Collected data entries
-- BEGIN --
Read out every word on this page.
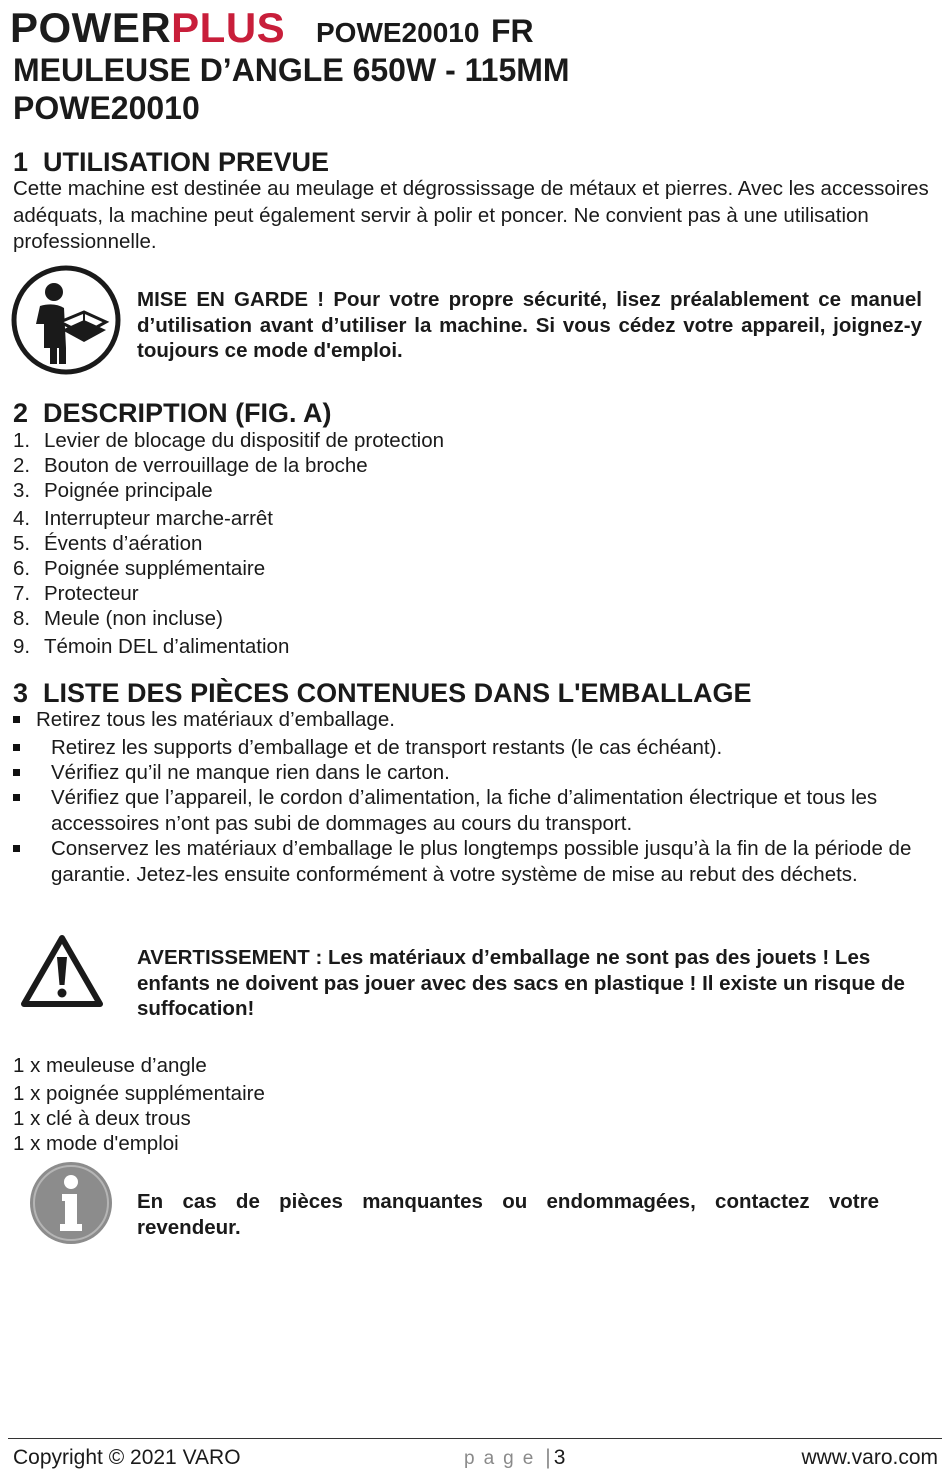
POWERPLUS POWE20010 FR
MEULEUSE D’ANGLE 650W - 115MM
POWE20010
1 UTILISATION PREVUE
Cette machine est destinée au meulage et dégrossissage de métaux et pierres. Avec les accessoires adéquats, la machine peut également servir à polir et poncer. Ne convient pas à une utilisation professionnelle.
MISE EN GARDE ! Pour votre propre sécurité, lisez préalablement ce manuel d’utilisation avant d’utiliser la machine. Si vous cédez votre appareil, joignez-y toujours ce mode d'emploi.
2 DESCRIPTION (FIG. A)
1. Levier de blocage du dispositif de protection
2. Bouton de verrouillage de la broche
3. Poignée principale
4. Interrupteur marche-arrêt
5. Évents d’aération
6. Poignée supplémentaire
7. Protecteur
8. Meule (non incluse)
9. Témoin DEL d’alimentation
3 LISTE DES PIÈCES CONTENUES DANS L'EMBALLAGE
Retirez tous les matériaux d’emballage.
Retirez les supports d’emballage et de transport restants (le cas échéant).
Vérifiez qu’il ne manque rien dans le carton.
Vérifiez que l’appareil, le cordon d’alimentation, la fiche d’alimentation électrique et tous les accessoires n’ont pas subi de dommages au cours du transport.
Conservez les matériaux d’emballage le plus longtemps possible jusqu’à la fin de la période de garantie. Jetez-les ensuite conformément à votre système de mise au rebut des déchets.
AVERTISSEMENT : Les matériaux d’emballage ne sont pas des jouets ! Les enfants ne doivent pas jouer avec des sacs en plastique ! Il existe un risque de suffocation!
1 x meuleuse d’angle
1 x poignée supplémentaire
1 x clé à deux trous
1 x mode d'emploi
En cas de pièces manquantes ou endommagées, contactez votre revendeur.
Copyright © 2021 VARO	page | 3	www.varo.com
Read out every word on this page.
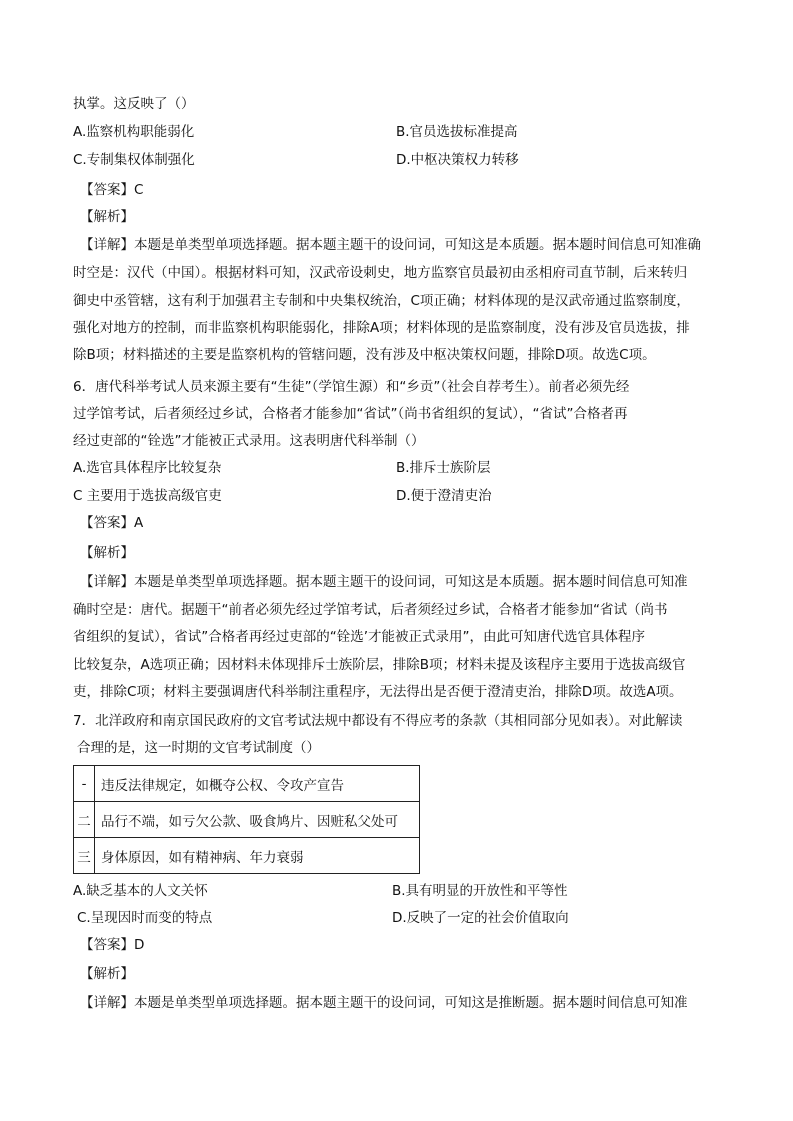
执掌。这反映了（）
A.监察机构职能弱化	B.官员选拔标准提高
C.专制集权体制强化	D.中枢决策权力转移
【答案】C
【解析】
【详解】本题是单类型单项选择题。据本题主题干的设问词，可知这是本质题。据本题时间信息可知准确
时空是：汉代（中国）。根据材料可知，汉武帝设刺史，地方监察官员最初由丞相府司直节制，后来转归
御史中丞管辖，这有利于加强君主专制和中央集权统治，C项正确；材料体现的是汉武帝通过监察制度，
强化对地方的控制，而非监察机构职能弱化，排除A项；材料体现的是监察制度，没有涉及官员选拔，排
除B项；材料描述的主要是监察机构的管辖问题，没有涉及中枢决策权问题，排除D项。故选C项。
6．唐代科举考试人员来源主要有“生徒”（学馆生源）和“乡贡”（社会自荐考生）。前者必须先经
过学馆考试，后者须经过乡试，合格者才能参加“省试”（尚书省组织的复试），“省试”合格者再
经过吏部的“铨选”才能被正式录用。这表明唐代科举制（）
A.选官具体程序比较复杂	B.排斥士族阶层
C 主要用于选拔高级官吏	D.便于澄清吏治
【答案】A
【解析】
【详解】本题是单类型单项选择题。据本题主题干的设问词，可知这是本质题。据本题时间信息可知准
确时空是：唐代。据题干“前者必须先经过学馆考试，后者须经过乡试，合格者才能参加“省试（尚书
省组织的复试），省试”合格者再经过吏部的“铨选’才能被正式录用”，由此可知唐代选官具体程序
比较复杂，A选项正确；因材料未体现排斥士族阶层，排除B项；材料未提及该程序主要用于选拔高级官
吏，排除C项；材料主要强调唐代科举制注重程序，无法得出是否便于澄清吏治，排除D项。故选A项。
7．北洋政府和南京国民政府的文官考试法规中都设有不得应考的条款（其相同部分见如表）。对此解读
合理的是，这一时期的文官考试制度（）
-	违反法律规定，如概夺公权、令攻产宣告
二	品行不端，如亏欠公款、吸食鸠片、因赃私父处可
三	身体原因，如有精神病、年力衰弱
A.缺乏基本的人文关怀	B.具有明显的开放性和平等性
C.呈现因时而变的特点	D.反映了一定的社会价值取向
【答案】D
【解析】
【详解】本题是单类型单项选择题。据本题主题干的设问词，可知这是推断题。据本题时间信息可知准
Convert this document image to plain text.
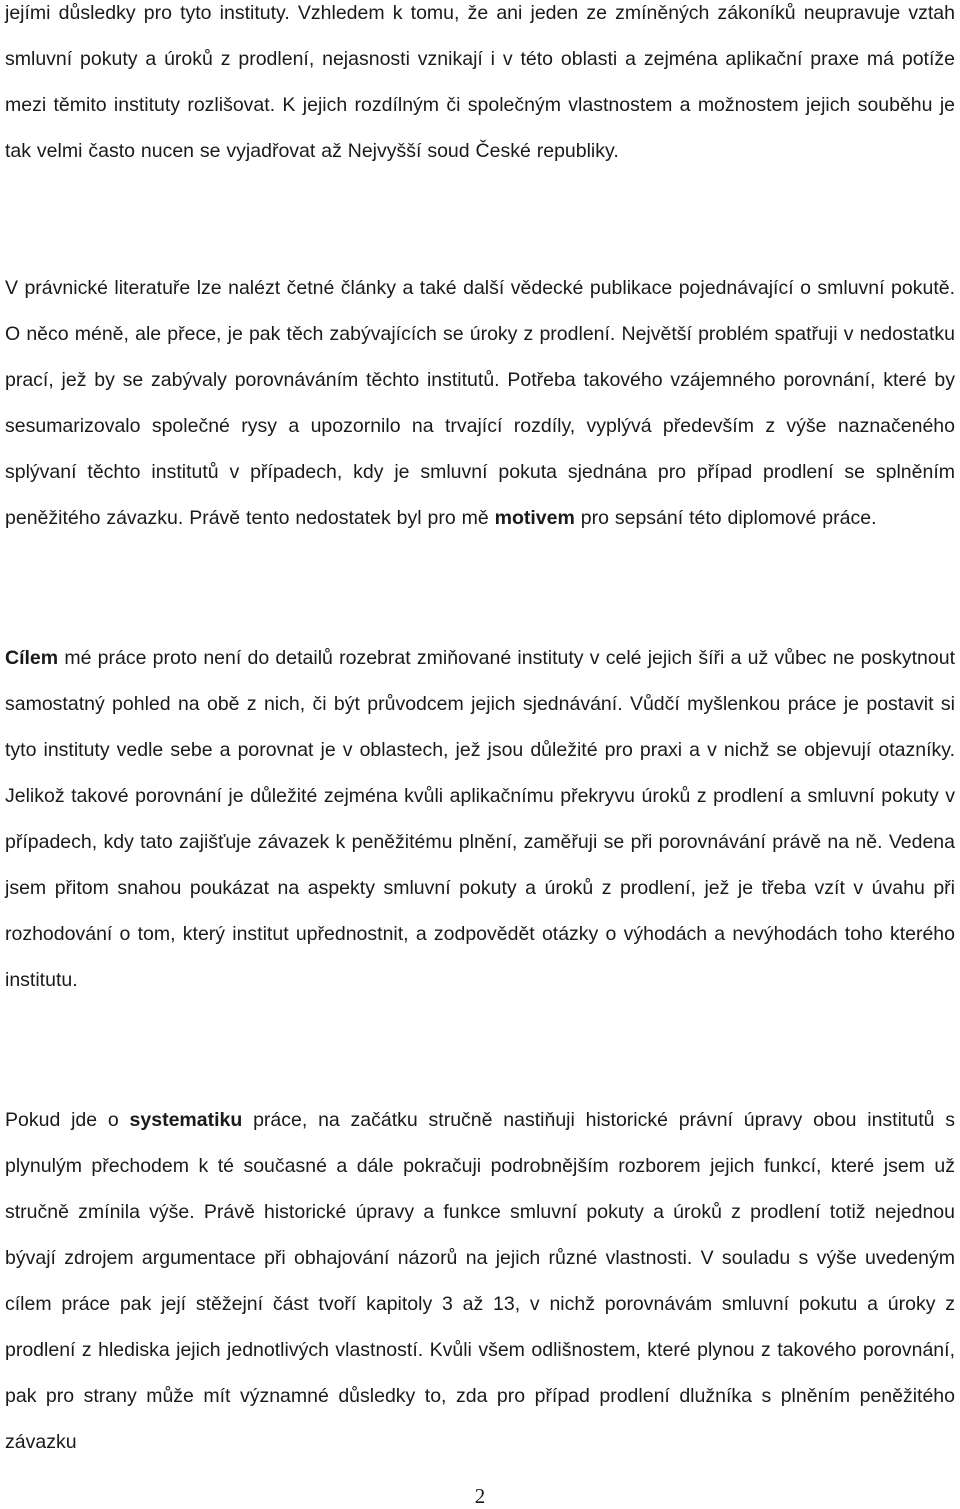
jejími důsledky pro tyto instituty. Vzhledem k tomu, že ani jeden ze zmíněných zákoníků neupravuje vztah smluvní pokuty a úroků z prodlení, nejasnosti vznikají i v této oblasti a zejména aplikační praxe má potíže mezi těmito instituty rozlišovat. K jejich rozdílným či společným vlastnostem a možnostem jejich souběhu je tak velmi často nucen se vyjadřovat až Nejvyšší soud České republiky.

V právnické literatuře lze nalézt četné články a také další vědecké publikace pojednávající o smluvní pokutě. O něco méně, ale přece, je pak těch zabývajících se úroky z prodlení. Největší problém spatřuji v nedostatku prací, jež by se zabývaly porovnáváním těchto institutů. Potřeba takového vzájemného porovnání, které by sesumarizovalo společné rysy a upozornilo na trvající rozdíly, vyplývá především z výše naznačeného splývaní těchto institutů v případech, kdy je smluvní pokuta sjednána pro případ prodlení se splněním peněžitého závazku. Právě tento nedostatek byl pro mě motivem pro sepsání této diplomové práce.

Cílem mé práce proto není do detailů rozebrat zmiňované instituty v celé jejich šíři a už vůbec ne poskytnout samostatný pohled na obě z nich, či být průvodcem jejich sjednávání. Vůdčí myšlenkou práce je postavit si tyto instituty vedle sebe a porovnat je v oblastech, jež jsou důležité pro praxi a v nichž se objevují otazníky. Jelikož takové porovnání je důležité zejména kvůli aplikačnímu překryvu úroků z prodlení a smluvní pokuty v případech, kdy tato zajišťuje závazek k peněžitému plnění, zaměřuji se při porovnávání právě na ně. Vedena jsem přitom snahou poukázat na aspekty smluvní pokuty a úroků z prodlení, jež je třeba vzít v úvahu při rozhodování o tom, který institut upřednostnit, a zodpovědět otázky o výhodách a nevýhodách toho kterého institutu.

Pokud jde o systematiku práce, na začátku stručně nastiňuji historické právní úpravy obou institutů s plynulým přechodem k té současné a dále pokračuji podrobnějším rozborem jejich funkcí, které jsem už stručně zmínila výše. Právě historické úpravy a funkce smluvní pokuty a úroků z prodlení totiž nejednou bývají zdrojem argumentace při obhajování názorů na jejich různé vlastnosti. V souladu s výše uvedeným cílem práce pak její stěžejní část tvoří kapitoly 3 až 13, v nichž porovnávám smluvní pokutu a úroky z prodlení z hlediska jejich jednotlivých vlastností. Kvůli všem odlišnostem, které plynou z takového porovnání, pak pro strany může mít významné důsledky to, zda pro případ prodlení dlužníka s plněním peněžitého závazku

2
-- END --
-- EXERCISE --
In the listing, find each line with the string "Vérifiez" and copy it.

-- COMPLETE RESPONSE --
Vérifiez qu’il ne manque rien dans le carton.
Vérifiez que l’appareil, le cordon d’alimentation, la fiche d’alimentation électrique et tous les accessoires n’ont pas subi de dommages au cours du transport.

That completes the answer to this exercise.